**Collected data entries:**
-*-*-
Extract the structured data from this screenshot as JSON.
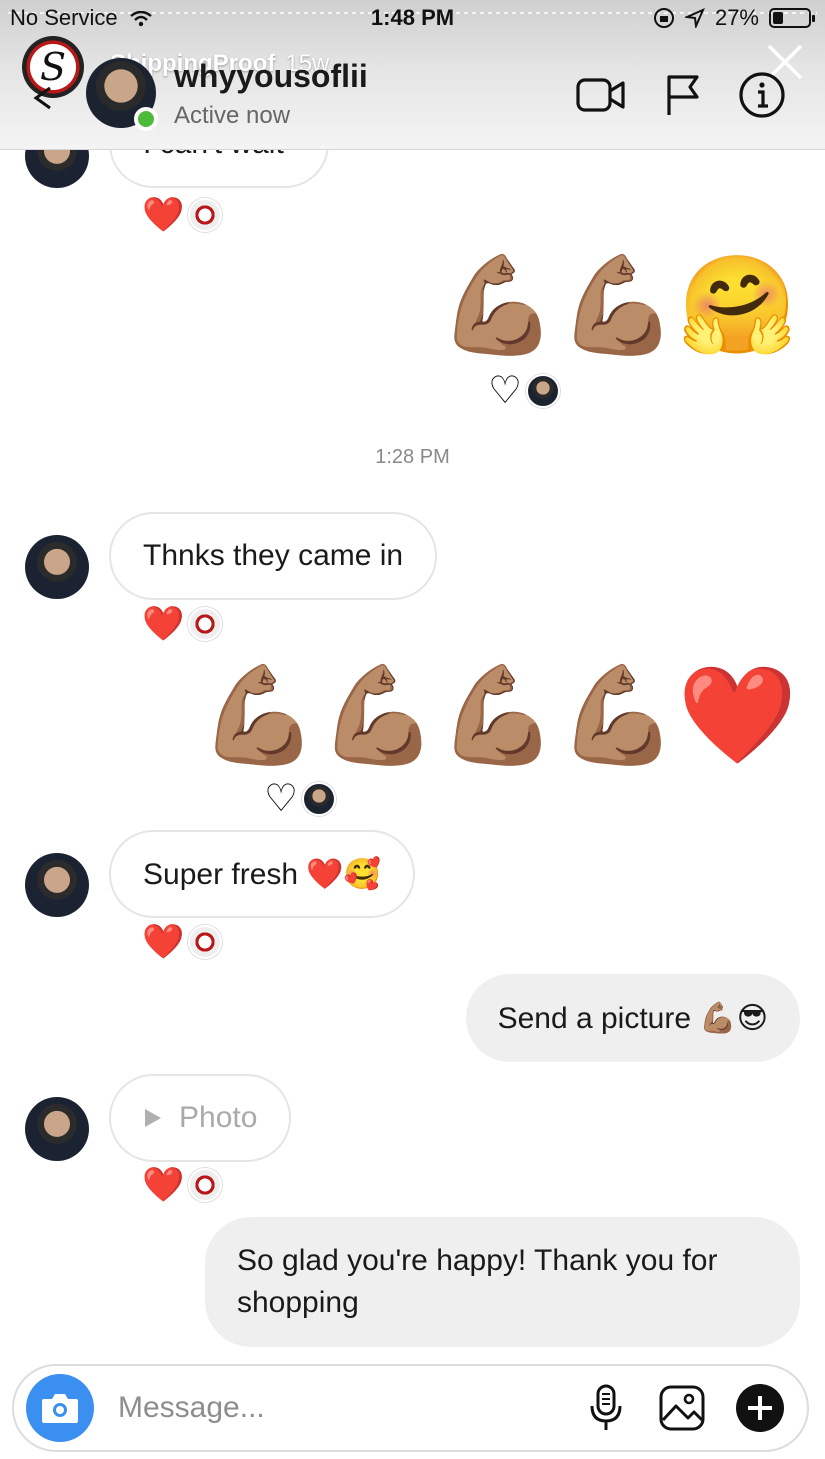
{
  "status_bar": {
    "carrier": "No Service",
    "time": "1:48 PM",
    "battery": "27%"
  },
  "story": {
    "account": "ShippingProof",
    "age": "15w",
    "logo_letter": "S"
  },
  "header": {
    "username": "whyyousoflii",
    "status": "Active now"
  },
  "messages": {
    "partial_text": "I can't wait",
    "emoji_1": "💪🏽💪🏽🤗",
    "timestamp": "1:28 PM",
    "in_1": "Thnks they came in",
    "emoji_2": "💪🏽💪🏽💪🏽💪🏽❤️",
    "in_2": "Super fresh ❤️🥰",
    "out_1": "Send a picture 💪🏽😎",
    "in_3_photo": "Photo",
    "out_2": "So glad you're happy! Thank you for shopping"
  },
  "reactions": {
    "heart_filled": "❤️",
    "heart_outline": "♡"
  },
  "composer": {
    "placeholder": "Message..."
  },
  "colors": {
    "accent_camera": "#3a8ff0",
    "online": "#4cbb3a",
    "bubble_out": "#efefef",
    "heart": "#e0364b"
  }
}
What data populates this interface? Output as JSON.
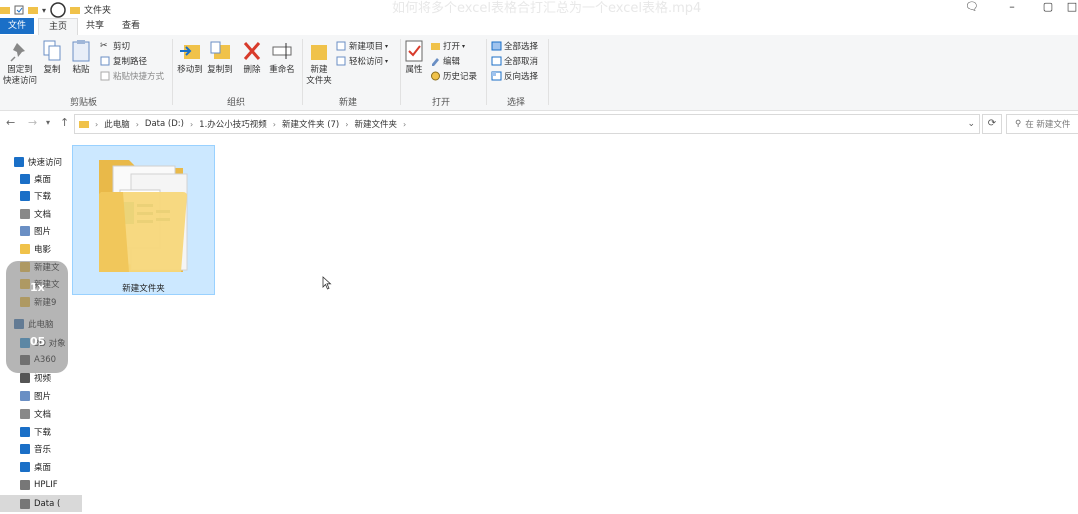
{
  "window": {
    "title": "文件夹",
    "video_title": "如何将多个excel表格合打汇总为一个excel表格.mp4"
  },
  "tabs": [
    {
      "label": "文件"
    },
    {
      "label": "主页"
    },
    {
      "label": "共享"
    },
    {
      "label": "查看"
    }
  ],
  "ribbon": {
    "clipboard": {
      "group_label": "剪贴板",
      "pin_label_1": "固定到",
      "pin_label_2": "快速访问",
      "copy_label": "复制",
      "paste_label": "粘贴",
      "cut_label": "剪切",
      "copy_path_label": "复制路径",
      "paste_shortcut_label": "粘贴快捷方式"
    },
    "organize": {
      "group_label": "组织",
      "move_to_label": "移动到",
      "copy_to_label": "复制到",
      "delete_label": "删除",
      "rename_label": "重命名"
    },
    "new": {
      "group_label": "新建",
      "new_folder_label_1": "新建",
      "new_folder_label_2": "文件夹",
      "new_item_label": "新建项目",
      "easy_access_label": "轻松访问"
    },
    "open": {
      "group_label": "打开",
      "properties_label": "属性",
      "open_label": "打开",
      "edit_label": "编辑",
      "history_label": "历史记录"
    },
    "select": {
      "group_label": "选择",
      "select_all_label": "全部选择",
      "select_none_label": "全部取消",
      "invert_label": "反向选择"
    }
  },
  "address": {
    "crumbs": [
      "此电脑",
      "Data (D:)",
      "1.办公小技巧视频",
      "新建文件夹 (7)",
      "新建文件夹"
    ],
    "search_placeholder": "在 新建文件"
  },
  "navpane": {
    "items": [
      {
        "label": "快速访问",
        "icon": "star-icon"
      },
      {
        "label": "桌面",
        "icon": "desktop-icon"
      },
      {
        "label": "下载",
        "icon": "download-icon"
      },
      {
        "label": "文档",
        "icon": "document-icon"
      },
      {
        "label": "图片",
        "icon": "picture-icon"
      },
      {
        "label": "电影",
        "icon": "folder-icon"
      },
      {
        "label": "新建文",
        "icon": "folder-icon"
      },
      {
        "label": "新建文",
        "icon": "folder-icon"
      },
      {
        "label": "新建9",
        "icon": "folder-icon"
      },
      {
        "label": "此电脑",
        "icon": "computer-icon"
      },
      {
        "label": "3D 对象",
        "icon": "3d-icon"
      },
      {
        "label": "A360",
        "icon": "cloud-icon"
      },
      {
        "label": "视频",
        "icon": "video-icon"
      },
      {
        "label": "图片",
        "icon": "picture-icon"
      },
      {
        "label": "文档",
        "icon": "document-icon"
      },
      {
        "label": "下载",
        "icon": "download-icon"
      },
      {
        "label": "音乐",
        "icon": "music-icon"
      },
      {
        "label": "桌面",
        "icon": "desktop-icon"
      },
      {
        "label": "HPLIF",
        "icon": "drive-icon"
      },
      {
        "label": "Data (",
        "icon": "drive-icon"
      }
    ],
    "overlay_top": "1x",
    "overlay_bottom": "05"
  },
  "content": {
    "items": [
      {
        "label": "新建文件夹"
      }
    ]
  },
  "colors": {
    "file_tab": "#1a6fc7",
    "selection_bg": "#cce8ff",
    "selection_border": "#99d1ff",
    "folder": "#f7d77a"
  }
}
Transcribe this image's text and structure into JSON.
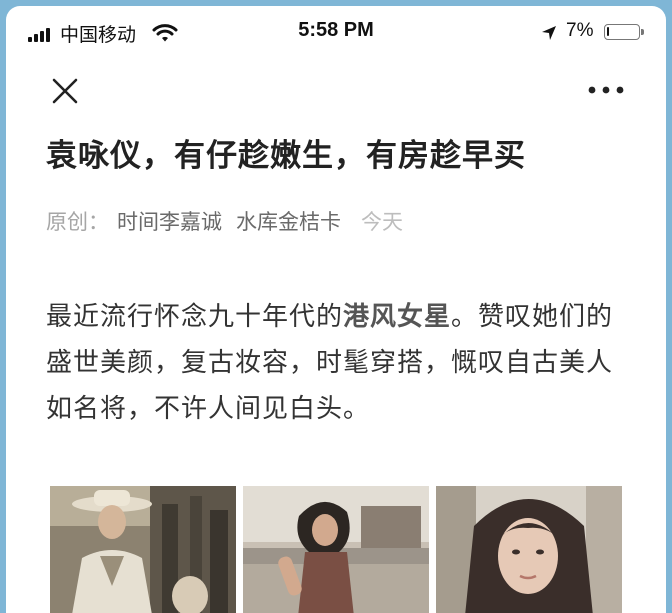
{
  "status_bar": {
    "carrier": "中国移动",
    "time": "5:58 PM",
    "battery_percent": "7%",
    "battery_level": 0.07,
    "icons": [
      "signal-icon",
      "wifi-icon",
      "location-arrow-icon",
      "battery-icon"
    ]
  },
  "nav": {
    "close_icon": "close-icon",
    "more_icon": "more-icon"
  },
  "article": {
    "title": "袁咏仪，有仔趁嫩生，有房趁早买",
    "meta": {
      "original_label": "原创：",
      "author": "时间李嘉诚",
      "account": "水库金桔卡",
      "date": "今天"
    },
    "paragraph": {
      "before": "最近流行怀念九十年代的",
      "highlight": "港风女星",
      "after": "。赞叹她们的盛世美颜，复古妆容，时髦穿搭，慨叹自古美人如名将，不许人间见白头。"
    },
    "images": [
      {
        "kind": "photo",
        "subject": "woman in white hat and jacket"
      },
      {
        "kind": "photo",
        "subject": "woman seated on rooftop"
      },
      {
        "kind": "photo",
        "subject": "woman with long wavy hair"
      }
    ]
  },
  "colors": {
    "frame": "#7fb6d6",
    "title": "#222222",
    "meta": "#a6a6a6",
    "body": "#333333"
  }
}
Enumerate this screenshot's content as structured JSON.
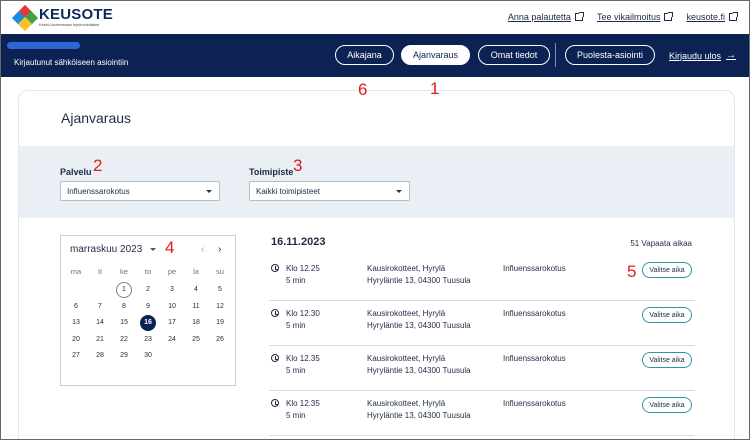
{
  "brand": {
    "name": "KEUSOTE",
    "subtitle": "Keski-Uudenmaan hyvinvointialue"
  },
  "top_links": [
    {
      "label": "Anna palautetta"
    },
    {
      "label": "Tee vikailmoitus"
    },
    {
      "label": "keusote.fi"
    }
  ],
  "nav": {
    "logged_in": "Kirjautunut sähköiseen asiointiin",
    "buttons": [
      {
        "label": "Aikajana"
      },
      {
        "label": "Ajanvaraus"
      },
      {
        "label": "Omat tiedot"
      },
      {
        "label": "Puolesta-asiointi"
      }
    ],
    "logout": "Kirjaudu ulos"
  },
  "annotations": [
    "1",
    "2",
    "3",
    "4",
    "5",
    "6"
  ],
  "page": {
    "title": "Ajanvaraus"
  },
  "filters": {
    "service": {
      "label": "Palvelu",
      "value": "Influenssarokotus"
    },
    "location": {
      "label": "Toimipiste",
      "value": "Kaikki toimipisteet"
    }
  },
  "calendar": {
    "month": "marraskuu 2023",
    "weekdays": [
      "ma",
      "ti",
      "ke",
      "to",
      "pe",
      "la",
      "su"
    ],
    "rows": [
      [
        "",
        "",
        "1",
        "2",
        "3",
        "4",
        "5"
      ],
      [
        "6",
        "7",
        "8",
        "9",
        "10",
        "11",
        "12"
      ],
      [
        "13",
        "14",
        "15",
        "16",
        "17",
        "18",
        "19"
      ],
      [
        "20",
        "21",
        "22",
        "23",
        "24",
        "25",
        "26"
      ],
      [
        "27",
        "28",
        "29",
        "30",
        "",
        "",
        ""
      ]
    ],
    "today": "1",
    "selected": "16"
  },
  "slots_header": {
    "date": "16.11.2023",
    "free": "51 Vapaata aikaa"
  },
  "slots": [
    {
      "time": "Klo 12.25",
      "duration": "5 min",
      "place": "Kausirokotteet, Hyrylä",
      "address": "Hyryläntie 13, 04300 Tuusula",
      "service": "Influenssarokotus",
      "button": "Valitse aika"
    },
    {
      "time": "Klo 12.30",
      "duration": "5 min",
      "place": "Kausirokotteet, Hyrylä",
      "address": "Hyryläntie 13, 04300 Tuusula",
      "service": "Influenssarokotus",
      "button": "Valitse aika"
    },
    {
      "time": "Klo 12.35",
      "duration": "5 min",
      "place": "Kausirokotteet, Hyrylä",
      "address": "Hyryläntie 13, 04300 Tuusula",
      "service": "Influenssarokotus",
      "button": "Valitse aika"
    },
    {
      "time": "Klo 12.35",
      "duration": "5 min",
      "place": "Kausirokotteet, Hyrylä",
      "address": "Hyryläntie 13, 04300 Tuusula",
      "service": "Influenssarokotus",
      "button": "Valitse aika"
    }
  ]
}
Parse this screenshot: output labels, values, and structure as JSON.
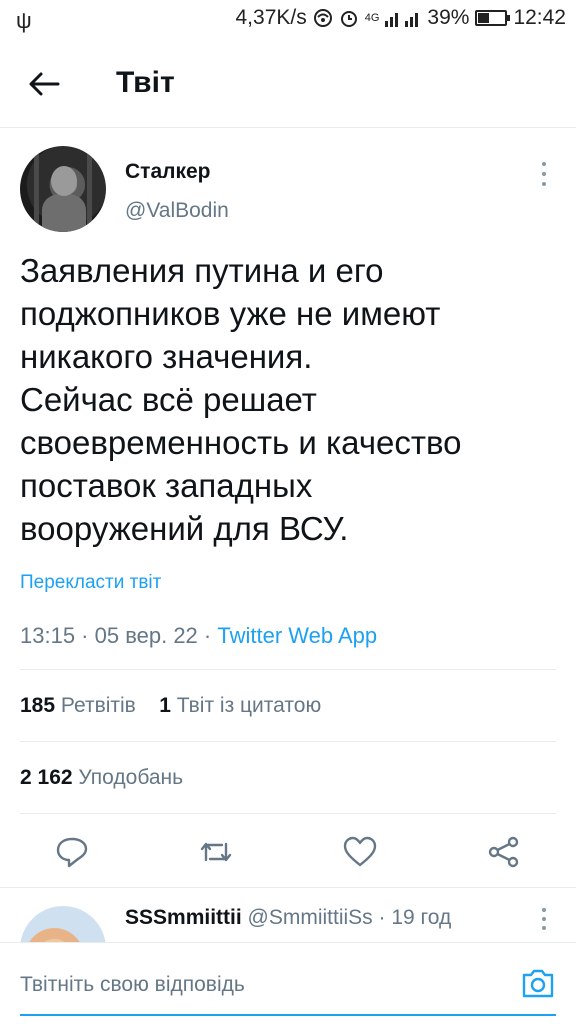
{
  "status_bar": {
    "usb_icon": "ψ",
    "net_speed": "4,37K/s",
    "network_type": "4G",
    "battery_percent": "39%",
    "battery_level": 0.39,
    "time": "12:42"
  },
  "header": {
    "title": "Твіт"
  },
  "tweet": {
    "author_name": "Сталкер",
    "author_handle": "@ValBodin",
    "text": "Заявления путина и его\nподжопников уже не имеют\nникакого значения.\nСейчас всё решает\nсвоевременность и качество\nпоставок западных\nвооружений для ВСУ.",
    "translate_link": "Перекласти твіт",
    "timestamp": "13:15 · 05 вер. 22 · ",
    "source_app": "Twitter Web App",
    "retweets_count": "185",
    "retweets_label": "Ретвітів",
    "quotes_count": "1",
    "quotes_label": "Твіт із цитатою",
    "likes_count": "2 162",
    "likes_label": "Уподобань"
  },
  "reply": {
    "name": "SSSmmiittii",
    "meta": " @SmmiittiiSs · 19 год"
  },
  "compose": {
    "placeholder": "Твітніть свою відповідь"
  },
  "colors": {
    "accent": "#1da1f2",
    "secondary_text": "#657786",
    "primary_text": "#0f1419",
    "divider": "#e6ecf0"
  },
  "icons": [
    "usb-icon",
    "wifi-icon",
    "alarm-icon",
    "signal-icon",
    "battery-icon",
    "back-arrow-icon",
    "more-vertical-icon",
    "reply-icon",
    "retweet-icon",
    "like-icon",
    "share-icon",
    "camera-icon"
  ]
}
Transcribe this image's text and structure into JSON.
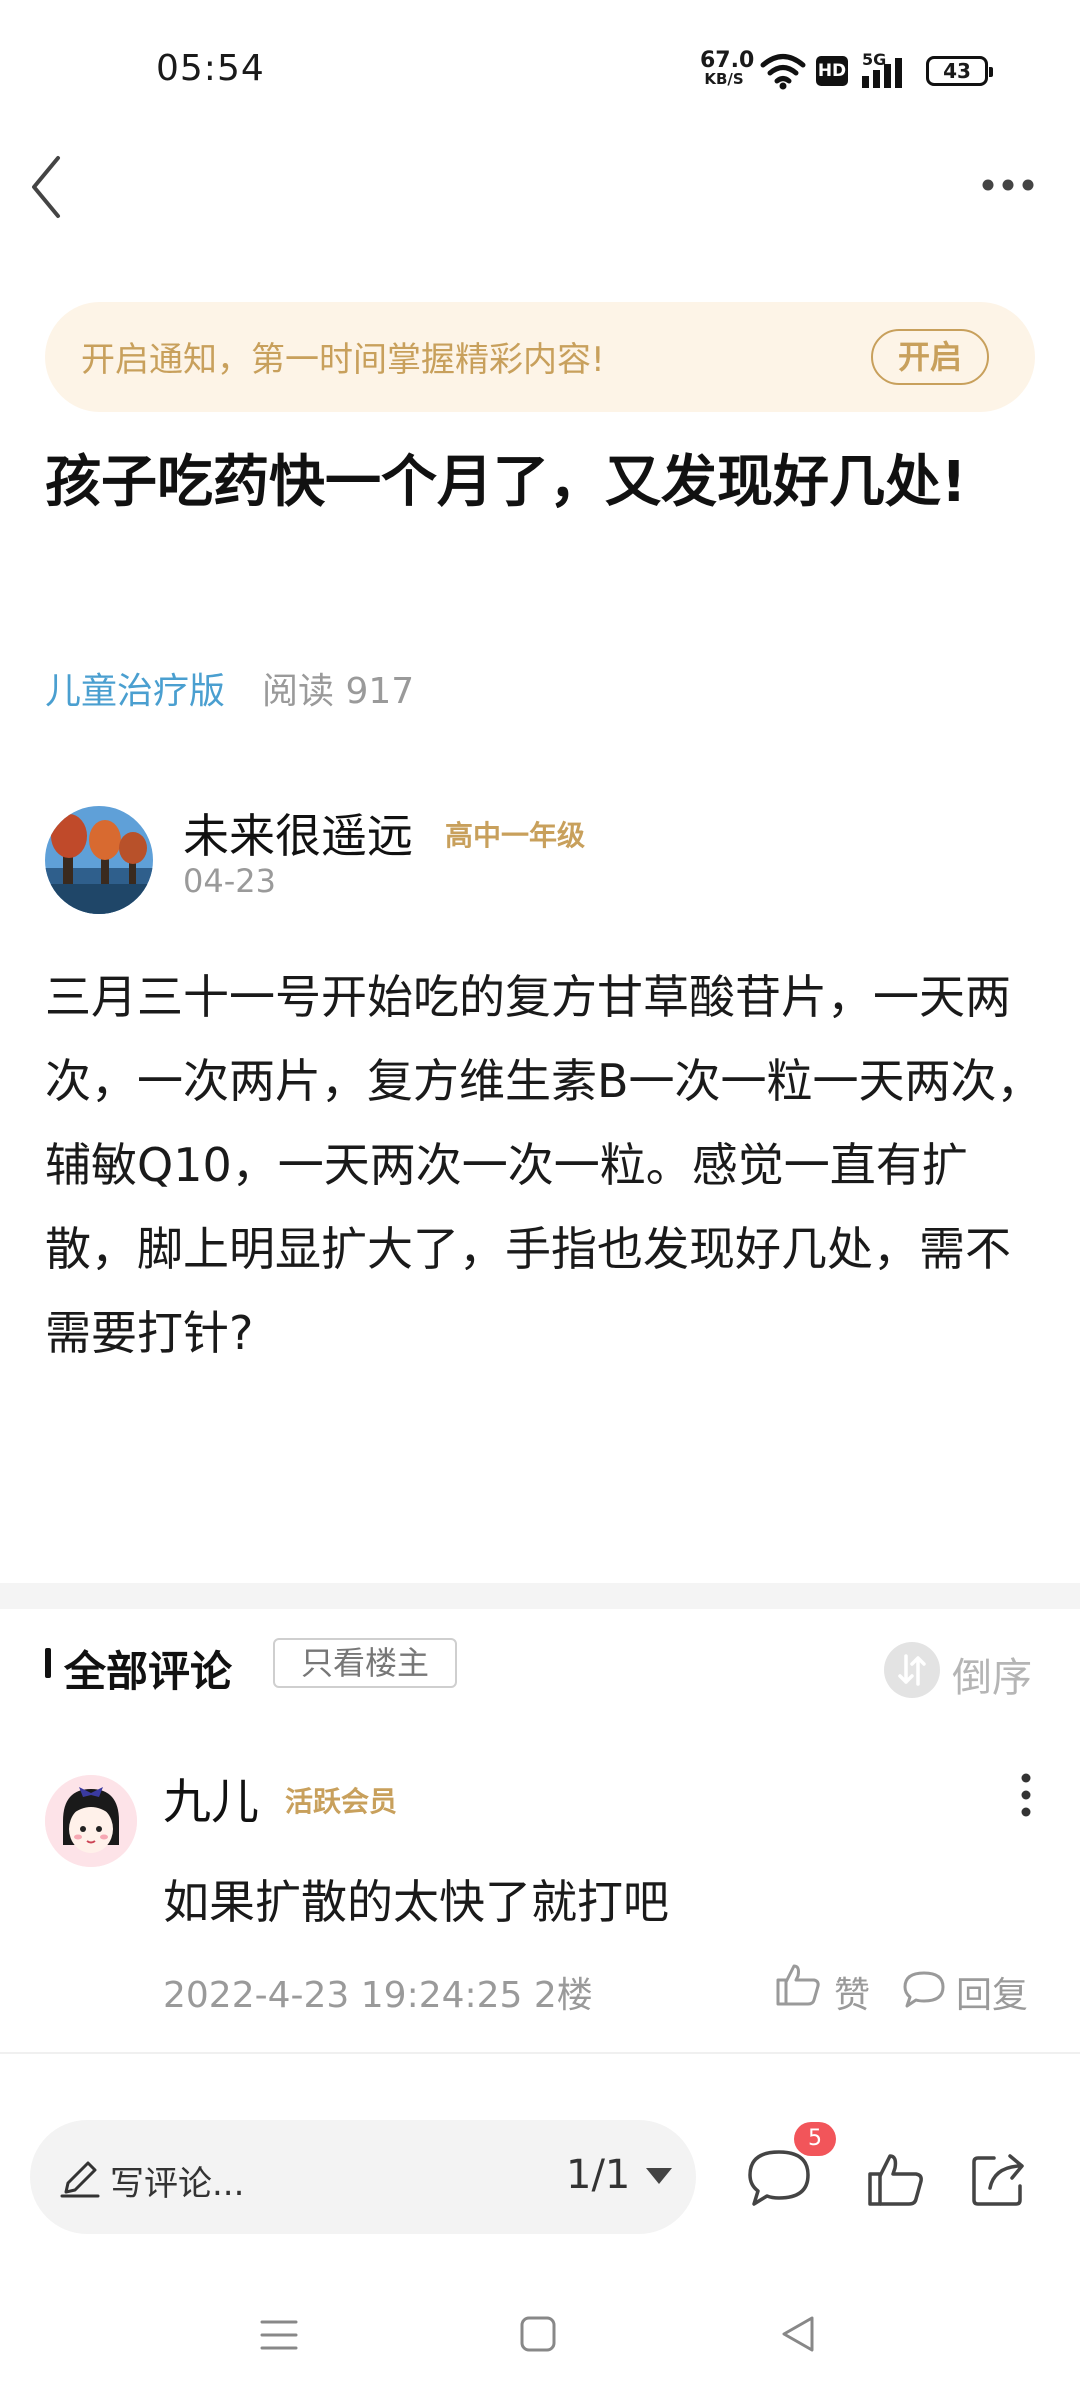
-*-*-
Copy and report every line where the word "timestamp" is present.

**Result below:**
    "timestamp": "1:28 PM",
    "timestamp": "13:15 · 05 вер. 22 · ",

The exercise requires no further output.